Exercise goal: Wherever "this" appears in a line, list that line.
»»
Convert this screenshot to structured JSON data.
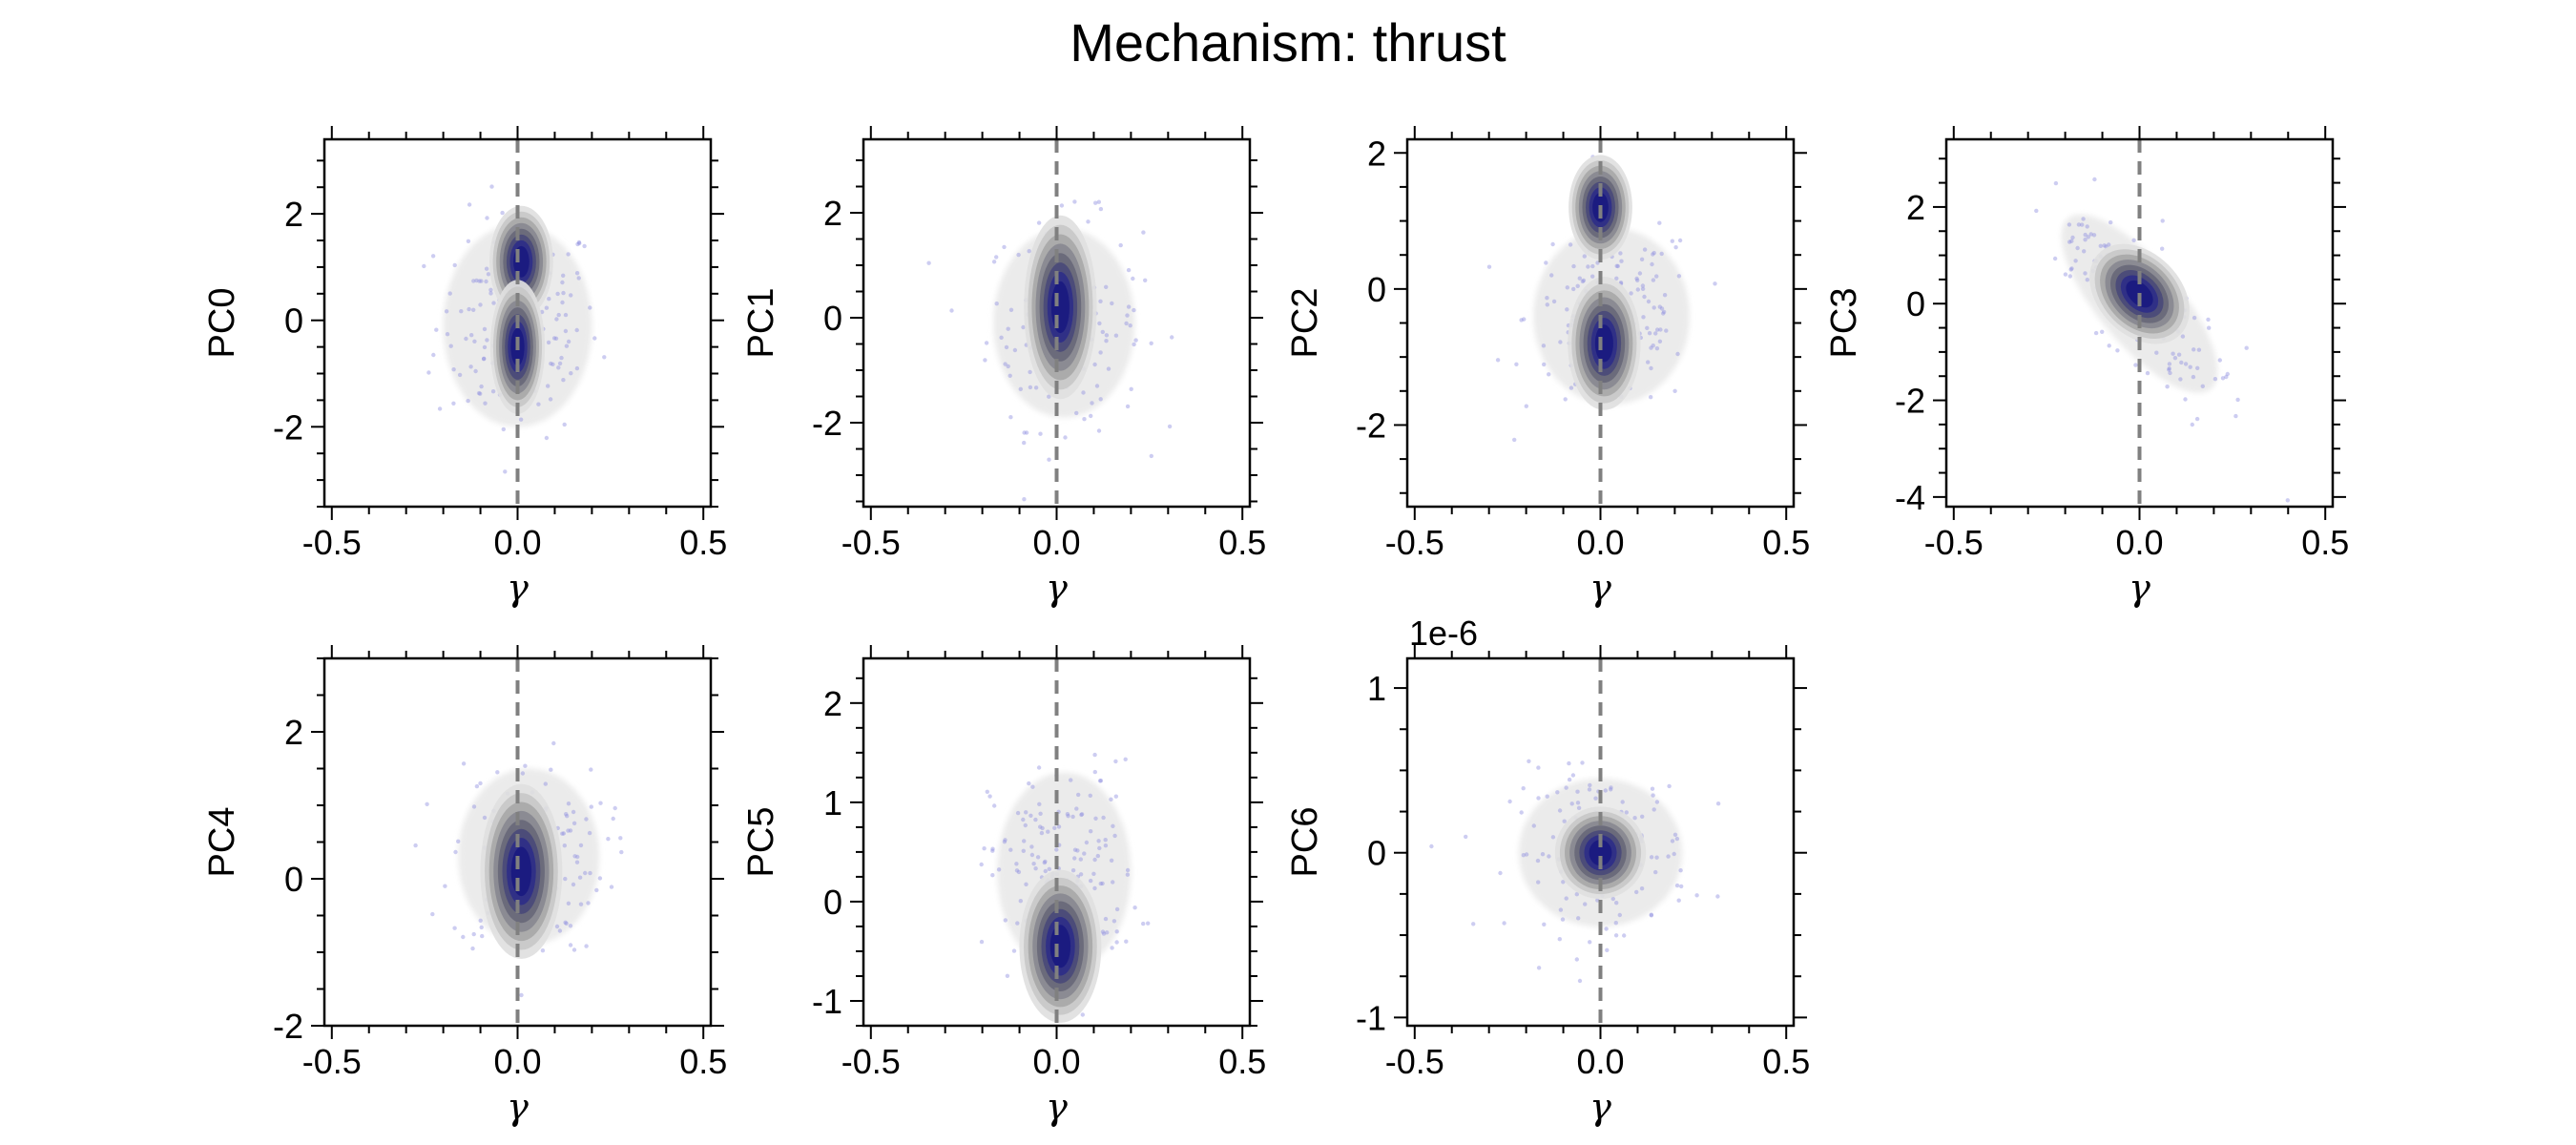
{
  "figure": {
    "title": "Mechanism: thrust"
  },
  "chart_data": [
    {
      "type": "scatter",
      "subtype": "kde-density-contour",
      "xlabel": "γ",
      "ylabel": "PC0",
      "xlim": [
        -0.52,
        0.52
      ],
      "ylim": [
        -3.5,
        3.4
      ],
      "xticks": [
        -0.5,
        0.0,
        0.5
      ],
      "xtick_labels": [
        "-0.5",
        "0.0",
        "0.5"
      ],
      "yticks": [
        -2,
        0,
        2
      ],
      "ytick_labels": [
        "-2",
        "0",
        "2"
      ],
      "reference_line": {
        "x": 0.0,
        "style": "dashed",
        "color": "#808080"
      },
      "density_peaks": [
        {
          "x": 0.01,
          "y": 1.1
        },
        {
          "x": 0.0,
          "y": -0.5
        }
      ],
      "spread": {
        "x": [
          -0.5,
          0.5
        ],
        "y": [
          -3.5,
          3.4
        ]
      },
      "colors": {
        "density": "#1a1a80",
        "low_density": "#e8e8e8",
        "points": "#9090e0"
      }
    },
    {
      "type": "scatter",
      "subtype": "kde-density-contour",
      "xlabel": "γ",
      "ylabel": "PC1",
      "xlim": [
        -0.52,
        0.52
      ],
      "ylim": [
        -3.6,
        3.4
      ],
      "xticks": [
        -0.5,
        0.0,
        0.5
      ],
      "xtick_labels": [
        "-0.5",
        "0.0",
        "0.5"
      ],
      "yticks": [
        -2,
        0,
        2
      ],
      "ytick_labels": [
        "-2",
        "0",
        "2"
      ],
      "reference_line": {
        "x": 0.0,
        "style": "dashed",
        "color": "#808080"
      },
      "density_peaks": [
        {
          "x": 0.01,
          "y": 0.2
        }
      ],
      "spread": {
        "x": [
          -0.5,
          0.5
        ],
        "y": [
          -3.6,
          3.4
        ]
      },
      "colors": {
        "density": "#1a1a80",
        "low_density": "#e8e8e8",
        "points": "#9090e0"
      }
    },
    {
      "type": "scatter",
      "subtype": "kde-density-contour",
      "xlabel": "γ",
      "ylabel": "PC2",
      "xlim": [
        -0.52,
        0.52
      ],
      "ylim": [
        -3.2,
        2.2
      ],
      "xticks": [
        -0.5,
        0.0,
        0.5
      ],
      "xtick_labels": [
        "-0.5",
        "0.0",
        "0.5"
      ],
      "yticks": [
        -2,
        0,
        2
      ],
      "ytick_labels": [
        "-2",
        "0",
        "2"
      ],
      "reference_line": {
        "x": 0.0,
        "style": "dashed",
        "color": "#808080"
      },
      "density_peaks": [
        {
          "x": 0.0,
          "y": 1.2
        },
        {
          "x": 0.01,
          "y": -0.8
        }
      ],
      "spread": {
        "x": [
          -0.5,
          0.5
        ],
        "y": [
          -3.2,
          2.2
        ]
      },
      "colors": {
        "density": "#1a1a80",
        "low_density": "#e8e8e8",
        "points": "#9090e0"
      }
    },
    {
      "type": "scatter",
      "subtype": "kde-density-contour",
      "xlabel": "γ",
      "ylabel": "PC3",
      "xlim": [
        -0.52,
        0.52
      ],
      "ylim": [
        -4.2,
        3.4
      ],
      "xticks": [
        -0.5,
        0.0,
        0.5
      ],
      "xtick_labels": [
        "-0.5",
        "0.0",
        "0.5"
      ],
      "yticks": [
        -4,
        -2,
        0,
        2
      ],
      "ytick_labels": [
        "-4",
        "-2",
        "0",
        "2"
      ],
      "reference_line": {
        "x": 0.0,
        "style": "dashed",
        "color": "#808080"
      },
      "density_peaks": [
        {
          "x": 0.0,
          "y": 0.2
        }
      ],
      "correlation": "negative",
      "spread": {
        "x": [
          -0.5,
          0.45
        ],
        "y": [
          -4.2,
          3.4
        ]
      },
      "colors": {
        "density": "#1a1a80",
        "low_density": "#e8e8e8",
        "points": "#9090e0"
      }
    },
    {
      "type": "scatter",
      "subtype": "kde-density-contour",
      "xlabel": "γ",
      "ylabel": "PC4",
      "xlim": [
        -0.52,
        0.52
      ],
      "ylim": [
        -2.0,
        3.0
      ],
      "xticks": [
        -0.5,
        0.0,
        0.5
      ],
      "xtick_labels": [
        "-0.5",
        "0.0",
        "0.5"
      ],
      "yticks": [
        -2,
        0,
        2
      ],
      "ytick_labels": [
        "-2",
        "0",
        "2"
      ],
      "reference_line": {
        "x": 0.0,
        "style": "dashed",
        "color": "#808080"
      },
      "density_peaks": [
        {
          "x": 0.01,
          "y": 0.1
        }
      ],
      "spread": {
        "x": [
          -0.5,
          0.45
        ],
        "y": [
          -2.0,
          3.0
        ]
      },
      "colors": {
        "density": "#1a1a80",
        "low_density": "#e8e8e8",
        "points": "#9090e0"
      }
    },
    {
      "type": "scatter",
      "subtype": "kde-density-contour",
      "xlabel": "γ",
      "ylabel": "PC5",
      "xlim": [
        -0.52,
        0.52
      ],
      "ylim": [
        -1.25,
        2.45
      ],
      "xticks": [
        -0.5,
        0.0,
        0.5
      ],
      "xtick_labels": [
        "-0.5",
        "0.0",
        "0.5"
      ],
      "yticks": [
        -1,
        0,
        1,
        2
      ],
      "ytick_labels": [
        "-1",
        "0",
        "1",
        "2"
      ],
      "reference_line": {
        "x": 0.0,
        "style": "dashed",
        "color": "#808080"
      },
      "density_peaks": [
        {
          "x": 0.01,
          "y": -0.45
        }
      ],
      "spread": {
        "x": [
          -0.5,
          0.45
        ],
        "y": [
          -1.25,
          2.45
        ]
      },
      "colors": {
        "density": "#1a1a80",
        "low_density": "#e8e8e8",
        "points": "#9090e0"
      }
    },
    {
      "type": "scatter",
      "subtype": "kde-density-contour",
      "xlabel": "γ",
      "ylabel": "PC6",
      "offset_label": "1e-6",
      "xlim": [
        -0.52,
        0.52
      ],
      "ylim": [
        -1.05,
        1.18
      ],
      "xticks": [
        -0.5,
        0.0,
        0.5
      ],
      "xtick_labels": [
        "-0.5",
        "0.0",
        "0.5"
      ],
      "yticks": [
        -1,
        0,
        1
      ],
      "ytick_labels": [
        "-1",
        "0",
        "1"
      ],
      "reference_line": {
        "x": 0.0,
        "style": "dashed",
        "color": "#808080"
      },
      "density_peaks": [
        {
          "x": 0.0,
          "y": 0.0
        }
      ],
      "spread": {
        "x": [
          -0.5,
          0.5
        ],
        "y": [
          -1.05,
          1.18
        ]
      },
      "colors": {
        "density": "#1a1a80",
        "low_density": "#e8e8e8",
        "points": "#9090e0"
      }
    }
  ]
}
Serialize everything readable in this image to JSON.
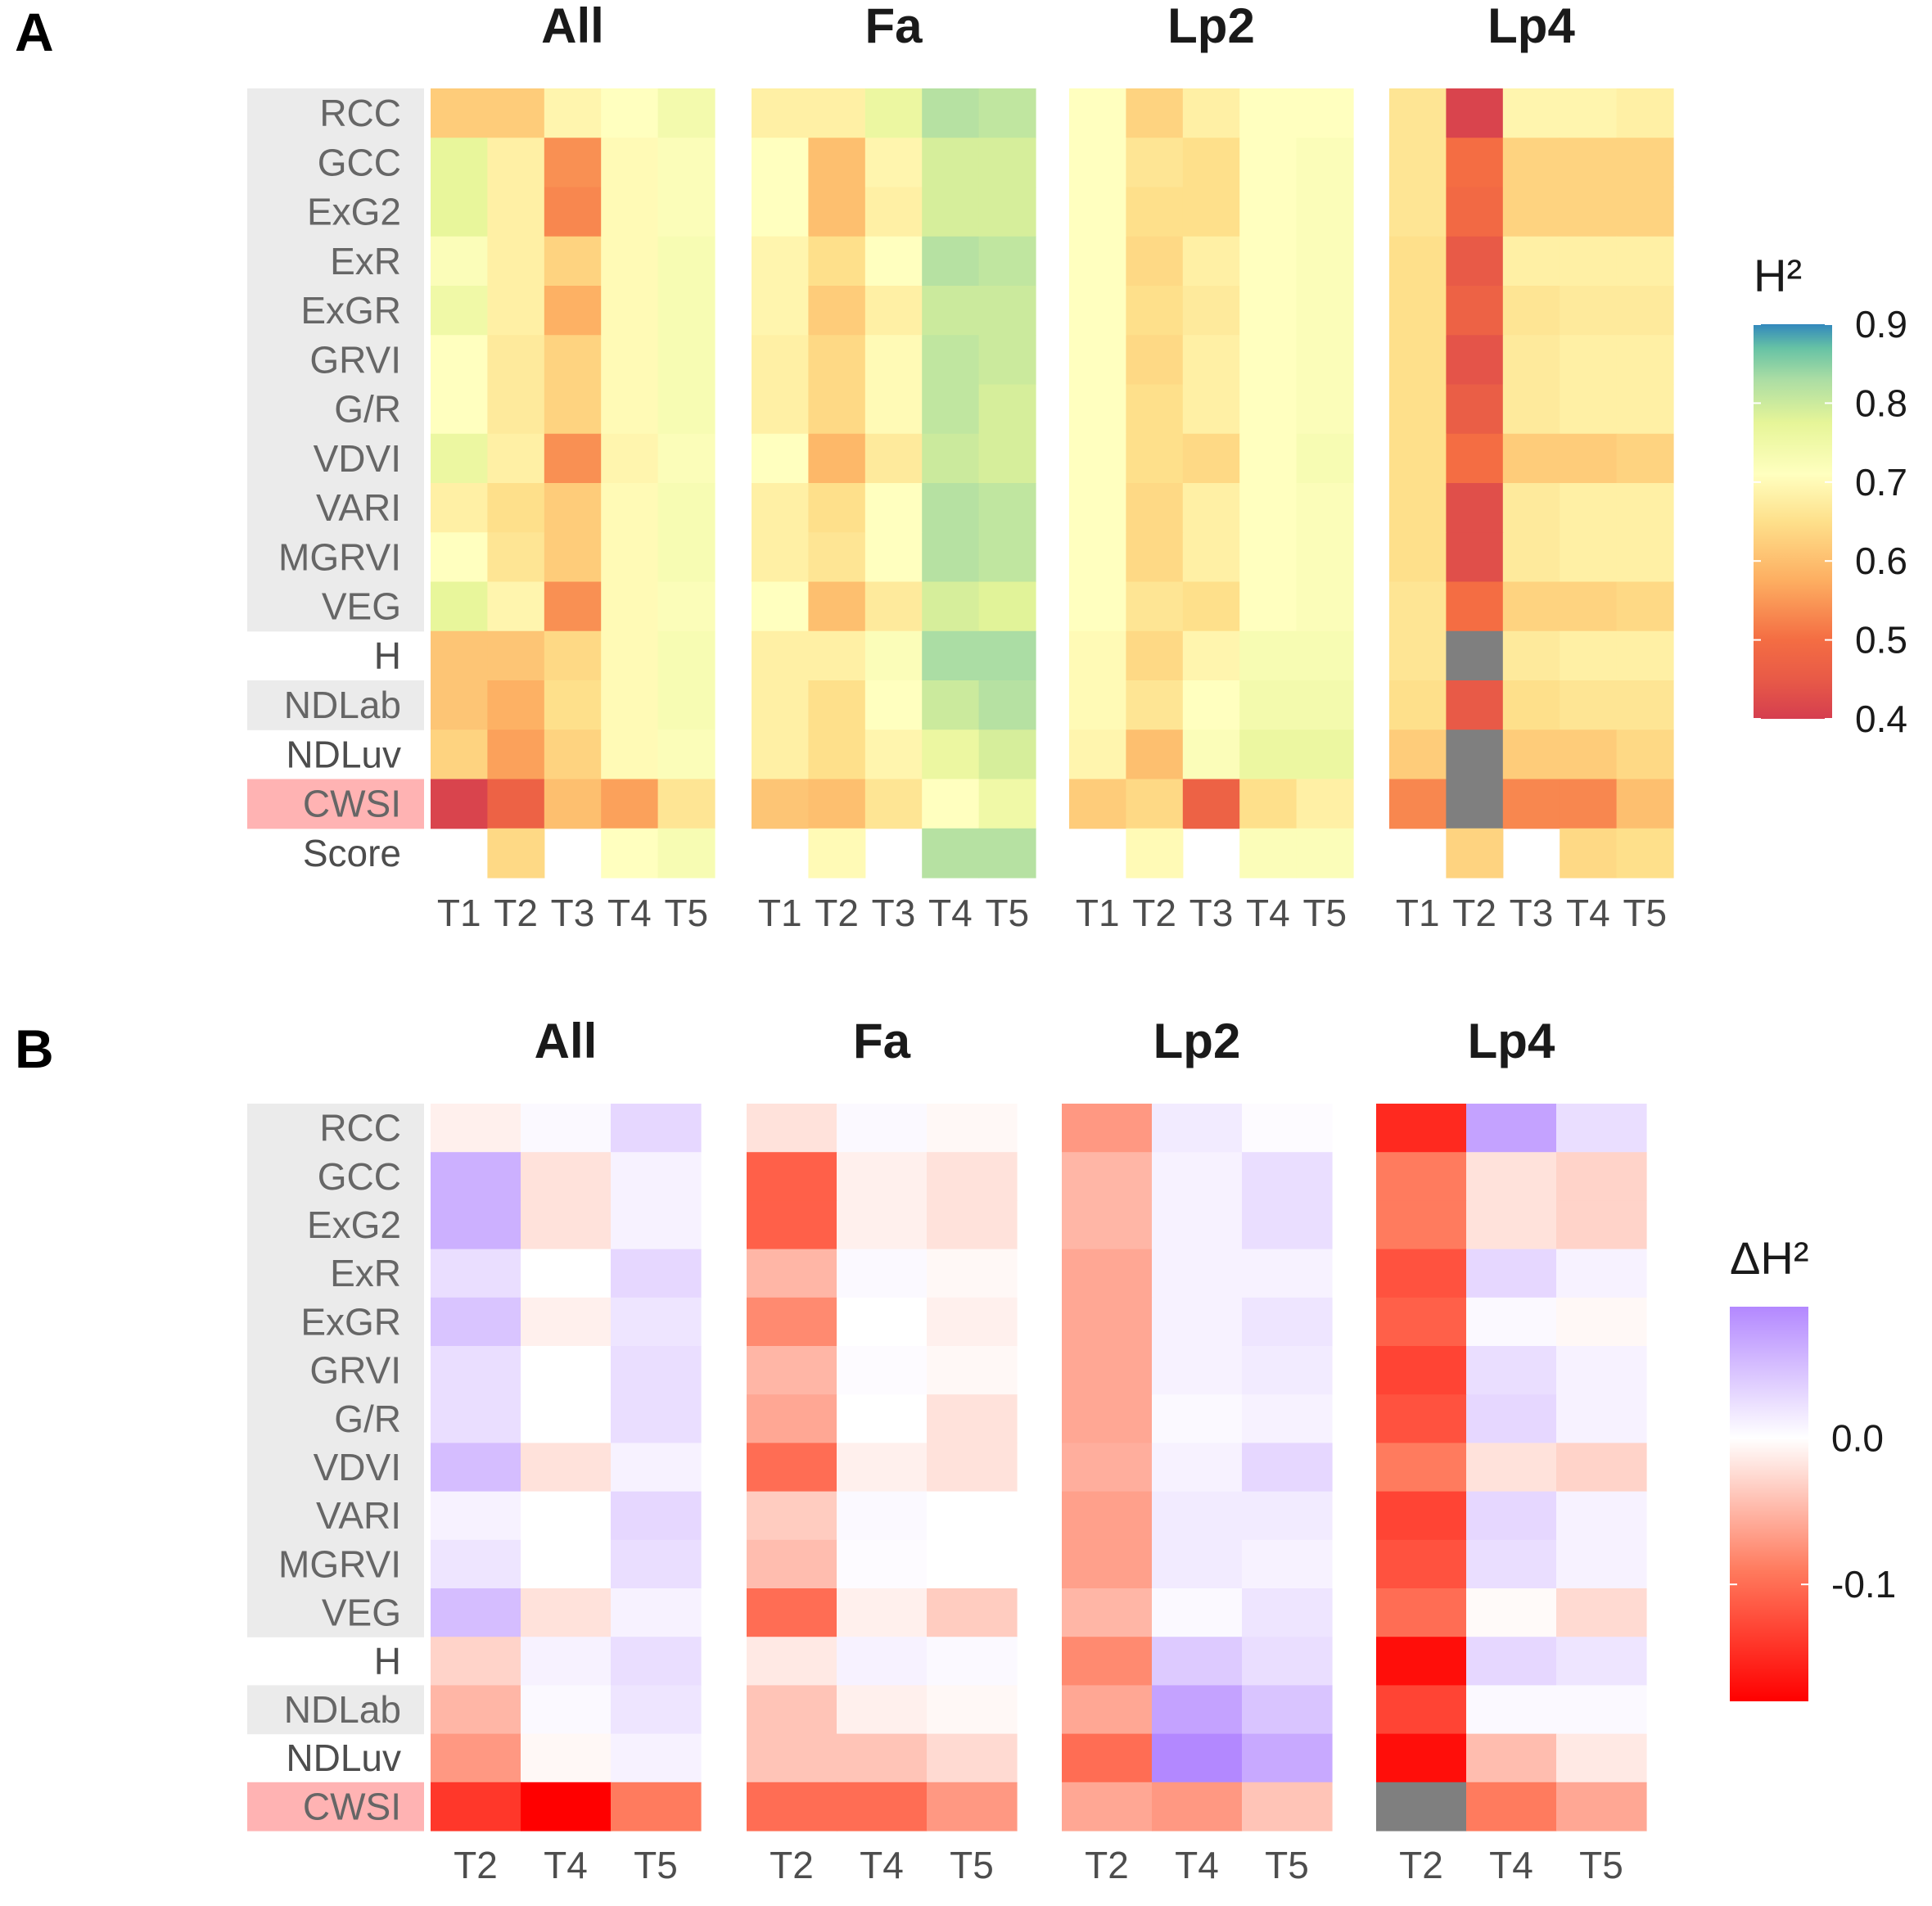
««
The response:
Convert this screenshot to structured JSON data.
Serialize everything readable in this image to JSON.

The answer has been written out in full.